▶ DATA SECTION:
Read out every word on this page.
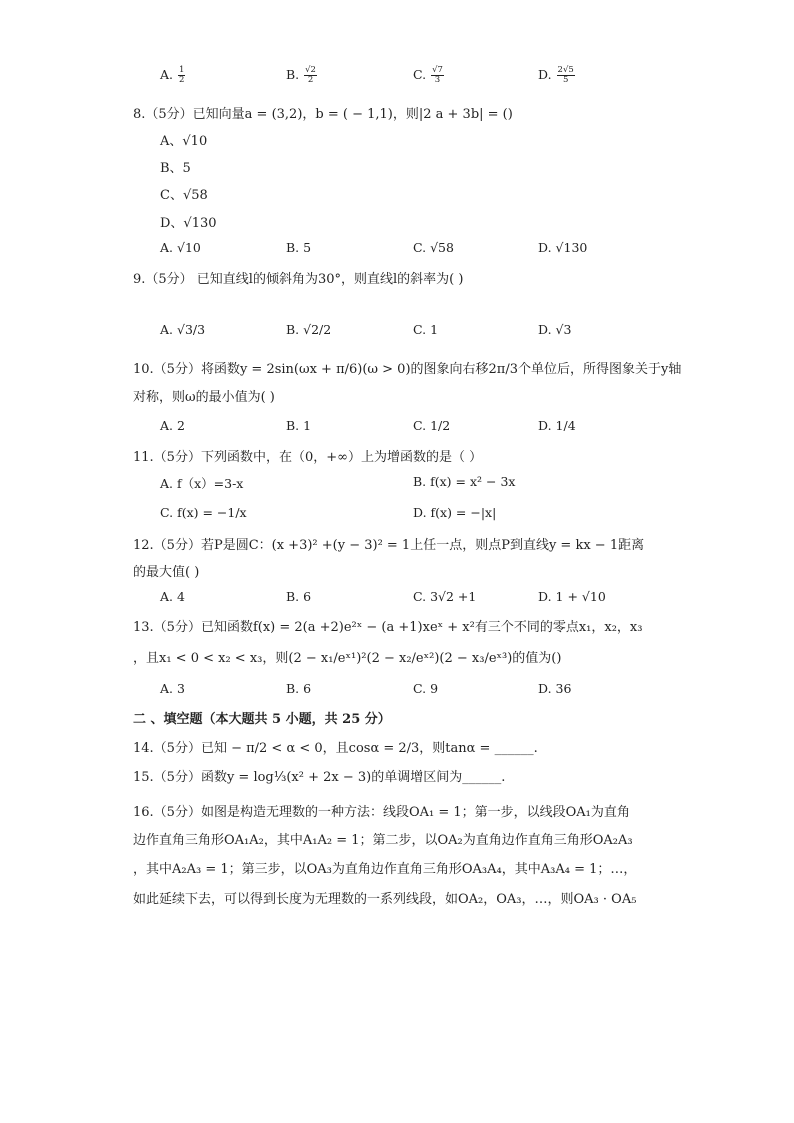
A. $\frac{1}{2}$	B. $\frac{√2}{2}$	C. $\frac{√7}{3}$	D. $\frac{2√5}{5}$
8.（5分）已知向量a = (3,2)，b = ( − 1,1)，则|2 a + 3b| = ()
A、√10
B、5
C、√58
D、√130
A. √10	B. 5	C. √58	D. √130
9.（5分） 已知直线l的倾斜角为30°，则直线l的斜率为( )
A. √3/3	B. √2/2	C. 1	D. √3
10.（5分）将函数y = 2sin(ωx + π/6)(ω > 0)的图象向右移2π/3个单位后，所得图象关于y轴
对称，则ω的最小值为( )
A. 2	B. 1	C. 1/2	D. 1/4
11.（5分）下列函数中，在（0，+∞）上为增函数的是（ ）
A. f（x）=3-x	B. f(x) = x² − 3x
C. f(x) = −1/x	D. f(x) = −|x|
12.（5分）若P是圆C：(x +3)² +(y − 3)² = 1上任一点，则点P到直线y = kx − 1距离
的最大值( )
A. 4	B. 6	C. 3√2 +1	D. 1 + √10
13.（5分）已知函数f(x) = 2(a +2)e²ˣ − (a +1)xeˣ + x²有三个不同的零点x₁，x₂，x₃
，且x₁ < 0 < x₂ < x₃，则(2 − x₁/eˣ¹)²(2 − x₂/eˣ²)(2 − x₃/eˣ³)的值为()
A. 3	B. 6	C. 9	D. 36
二 、填空题（本大题共 5 小题，共 25 分）
14.（5分）已知 − π/2 < α < 0，且cosα = 2/3，则tanα = ______.
15.（5分）函数y = log⅓(x² + 2x − 3)的单调增区间为______.
16.（5分）如图是构造无理数的一种方法：线段OA₁ = 1；第一步，以线段OA₁为直角
边作直角三角形OA₁A₂，其中A₁A₂ = 1；第二步，以OA₂为直角边作直角三角形OA₂A₃
，其中A₂A₃ = 1；第三步，以OA₃为直角边作直角三角形OA₃A₄，其中A₃A₄ = 1；…，
如此延续下去，可以得到长度为无理数的一系列线段，如OA₂，OA₃，…，则OA₃ · OA₅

▶ INSTRUCTIONS FOR THE TASK: The records above must be transcribed exactly. Pictures are left out of the copy.

▶ WRITTEN REPLY:
Read out every word on this page.
A. $\frac{1}{2}$	B. $\frac{√2}{2}$	C. $\frac{√7}{3}$	D. $\frac{2√5}{5}$
8.（5分）已知向量a = (3,2)，b = ( − 1,1)，则|2 a + 3b| = ()
A、√10
B、5
C、√58
D、√130
A. √10	B. 5	C. √58	D. √130
9.（5分） 已知直线l的倾斜角为30°，则直线l的斜率为( )
A. √3/3	B. √2/2	C. 1	D. √3
10.（5分）将函数y = 2sin(ωx + π/6)(ω > 0)的图象向右移2π/3个单位后，所得图象关于y轴
对称，则ω的最小值为( )
A. 2	B. 1	C. 1/2	D. 1/4
11.（5分）下列函数中，在（0，+∞）上为增函数的是（ ）
A. f（x）=3-x	B. f(x) = x² − 3x
C. f(x) = −1/x	D. f(x) = −|x|
12.（5分）若P是圆C：(x +3)² +(y − 3)² = 1上任一点，则点P到直线y = kx − 1距离
的最大值( )
A. 4	B. 6	C. 3√2 +1	D. 1 + √10
13.（5分）已知函数f(x) = 2(a +2)e²ˣ − (a +1)xeˣ + x²有三个不同的零点x₁，x₂，x₃
，且x₁ < 0 < x₂ < x₃，则(2 − x₁/eˣ¹)²(2 − x₂/eˣ²)(2 − x₃/eˣ³)的值为()
A. 3	B. 6	C. 9	D. 36
二 、填空题（本大题共 5 小题，共 25 分）
14.（5分）已知 − π/2 < α < 0，且cosα = 2/3，则tanα = ______.
15.（5分）函数y = log⅓(x² + 2x − 3)的单调增区间为______.
16.（5分）如图是构造无理数的一种方法：线段OA₁ = 1；第一步，以线段OA₁为直角
边作直角三角形OA₁A₂，其中A₁A₂ = 1；第二步，以OA₂为直角边作直角三角形OA₂A₃
，其中A₂A₃ = 1；第三步，以OA₃为直角边作直角三角形OA₃A₄，其中A₃A₄ = 1；…，
如此延续下去，可以得到长度为无理数的一系列线段，如OA₂，OA₃，…，则OA₃ · OA₅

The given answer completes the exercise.